Brano di lettura ▸
################

Recovery plan, la carta che l’Italia non può sciupare

di Daniele Manca

Immersi in un eterno presente fatto perlopiù di guerriglie verbali, la politica tutta ha dato per scontato che l’Europa fosse lì pronta a girarci quasi un terzo dell’intero ammontare del programma di rinascita Next generation Eu. Un gentile omaggio al nostro Paese. la decisione che a luglio dell’anno scorso presero i 27 capi di Stato si basava sulla comprensione della gravità della situazione. Era l’assunzione di responsabilità da parte di tutte le nazioni dell’Unione di un destino comune. Una così forte assunzione di responsabilità che per la prima volta si decideva addirittura di indebitarsi collettivamente per battere la pandemia e rilanciare il Continente. Quegli oltre 190 miliardi che da Bruxelles dovrebbero arrivare in Italia sotto forma di fondi perduti e prestiti, sono legati a impegni precisi che il nostro Paese ha preso per investire in una transizione ecologica non più rinviabile e in una digitalizzazione che è nei fatti. Ma anche per avviare quelle riforme di cui ogni partito a parole è paladino.

################

Materiale estratto ▸
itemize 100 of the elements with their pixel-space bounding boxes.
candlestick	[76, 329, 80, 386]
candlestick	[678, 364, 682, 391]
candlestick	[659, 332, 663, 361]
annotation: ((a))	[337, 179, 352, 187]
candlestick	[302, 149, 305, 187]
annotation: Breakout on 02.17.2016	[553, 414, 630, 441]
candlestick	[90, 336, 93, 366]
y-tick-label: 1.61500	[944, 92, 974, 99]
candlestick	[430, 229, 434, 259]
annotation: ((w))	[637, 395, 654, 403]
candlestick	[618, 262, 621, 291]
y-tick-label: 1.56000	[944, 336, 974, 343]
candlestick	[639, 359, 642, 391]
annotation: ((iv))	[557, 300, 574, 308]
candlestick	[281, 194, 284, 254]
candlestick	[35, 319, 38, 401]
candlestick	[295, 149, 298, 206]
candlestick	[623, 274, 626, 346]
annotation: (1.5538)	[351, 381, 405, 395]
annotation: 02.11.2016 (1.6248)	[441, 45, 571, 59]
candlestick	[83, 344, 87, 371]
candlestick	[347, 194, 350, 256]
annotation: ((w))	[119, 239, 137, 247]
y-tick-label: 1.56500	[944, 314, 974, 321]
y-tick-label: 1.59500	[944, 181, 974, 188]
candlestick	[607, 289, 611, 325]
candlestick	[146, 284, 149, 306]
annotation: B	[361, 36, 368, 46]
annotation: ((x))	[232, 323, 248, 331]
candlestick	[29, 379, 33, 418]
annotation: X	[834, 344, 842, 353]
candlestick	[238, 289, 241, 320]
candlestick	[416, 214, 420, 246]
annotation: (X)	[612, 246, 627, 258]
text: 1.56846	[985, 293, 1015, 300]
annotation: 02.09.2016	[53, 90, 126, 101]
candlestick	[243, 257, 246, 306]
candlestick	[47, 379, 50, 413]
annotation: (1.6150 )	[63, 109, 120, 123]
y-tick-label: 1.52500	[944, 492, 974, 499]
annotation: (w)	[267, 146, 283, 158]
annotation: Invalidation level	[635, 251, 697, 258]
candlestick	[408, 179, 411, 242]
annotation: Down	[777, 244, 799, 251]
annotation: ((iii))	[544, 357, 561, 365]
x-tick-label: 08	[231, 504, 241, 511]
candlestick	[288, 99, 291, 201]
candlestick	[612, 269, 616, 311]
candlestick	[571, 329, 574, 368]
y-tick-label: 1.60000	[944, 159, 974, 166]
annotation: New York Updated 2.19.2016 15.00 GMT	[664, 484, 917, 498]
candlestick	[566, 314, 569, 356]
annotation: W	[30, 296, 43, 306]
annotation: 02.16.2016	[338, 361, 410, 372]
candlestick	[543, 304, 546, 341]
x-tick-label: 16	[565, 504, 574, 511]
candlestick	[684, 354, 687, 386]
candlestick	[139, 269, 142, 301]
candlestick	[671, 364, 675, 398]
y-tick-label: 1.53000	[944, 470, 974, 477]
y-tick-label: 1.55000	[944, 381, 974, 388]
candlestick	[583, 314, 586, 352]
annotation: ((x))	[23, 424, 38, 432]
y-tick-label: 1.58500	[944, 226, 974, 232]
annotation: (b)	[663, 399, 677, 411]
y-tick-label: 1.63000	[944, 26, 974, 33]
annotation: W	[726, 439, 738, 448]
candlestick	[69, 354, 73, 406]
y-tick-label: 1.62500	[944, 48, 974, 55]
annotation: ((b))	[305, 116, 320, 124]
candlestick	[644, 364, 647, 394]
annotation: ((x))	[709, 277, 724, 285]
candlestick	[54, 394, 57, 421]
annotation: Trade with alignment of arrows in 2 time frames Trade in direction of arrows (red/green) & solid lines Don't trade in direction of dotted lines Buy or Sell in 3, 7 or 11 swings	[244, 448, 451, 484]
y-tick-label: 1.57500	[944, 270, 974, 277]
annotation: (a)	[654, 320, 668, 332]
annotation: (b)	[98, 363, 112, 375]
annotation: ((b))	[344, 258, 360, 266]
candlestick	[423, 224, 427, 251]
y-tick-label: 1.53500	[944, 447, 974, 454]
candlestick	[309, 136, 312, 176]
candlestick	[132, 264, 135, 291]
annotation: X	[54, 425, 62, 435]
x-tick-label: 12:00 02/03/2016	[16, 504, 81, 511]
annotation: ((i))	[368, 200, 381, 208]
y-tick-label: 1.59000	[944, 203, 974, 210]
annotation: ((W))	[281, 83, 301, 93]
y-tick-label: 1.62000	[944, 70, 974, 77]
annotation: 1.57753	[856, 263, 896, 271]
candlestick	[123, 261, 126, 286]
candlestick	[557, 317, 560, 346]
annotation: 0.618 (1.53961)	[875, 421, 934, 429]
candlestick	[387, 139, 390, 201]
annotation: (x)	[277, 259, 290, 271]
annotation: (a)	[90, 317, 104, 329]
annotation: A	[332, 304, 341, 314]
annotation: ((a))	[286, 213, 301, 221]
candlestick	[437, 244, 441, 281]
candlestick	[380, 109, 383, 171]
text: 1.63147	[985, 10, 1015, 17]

################

Consegna 1 ▸
Secondo l'articolo sul Recovery plan, quanti miliardi dovrebbero arrivare in Italia da Bruxelles?
Consegna 2 ▸
Riprendi l'articolo sul Recovery plan proseguendo dopo la sua ultima frase.
Le voci qui raccolte provengono da una fonte diversa dal brano.

Risposta 1 ▸
Oltre 190 miliardi.

Risposta 2 ▸
Italia cartina tornasole

Nel piano che la squadra e i ministri del governo hanno scritto ci sono quei riassetti tanto attesi: dalla Pubblica amministrazione alla Giustizia, dalle semplificazioni alle liberalizzazioni. Impegni e tempi di attuazione attraverso cronoprogrammi ai quali sono legate le erogazioni di fondi dell’Europa man mano che si raggiungono gli obiettivi stabiliti e condivisi. L’Unione Europea è a un passaggio fondamentale della sua storia. Di questo se ne sente la tensione in ogni capitale. Al punto che i rilievi fatti in sede di Piano nazionale di resilienza e rilancio (Pnrr) anche all’Italia suonano avulsi dalla realtà di una pandemia che gli Stati stanno combattendo con difficoltà. Ma per le cifre in ballo e per la qualità della sfida e degli ambiziosi obiettivi l’Italia farà da cartina tornasole. Sarebbe perlomeno da ingenui se non peggio, non comprendere che siamo nel mezzo di un processo continuo che si chiama Europa. Ed è un processo continuo anche il Pnrr, basti pensare che dovrà durare fino al 2026. In queste ore e settimane è stato oggetto di confronto e a tratti di veri e propri negoziati tra Roma e Bruxelles. Negoziati che necessitano però una fiducia di fondo tra le controparti. Pena il dover confrontarsi, come troppo spesso accaduto in passato, sulle forme, sulle virgole piuttosto che sulla sostanza. È la fiducia che Mario Draghi si è conquistato in Europa e nel mondo che ci sta garantendo di poter raggiungere l’obiettivo di accedere al Next Generation EU. Di poter lanciare il Recovery plan. È di questo che bisognerebbe essere molto più consapevoli.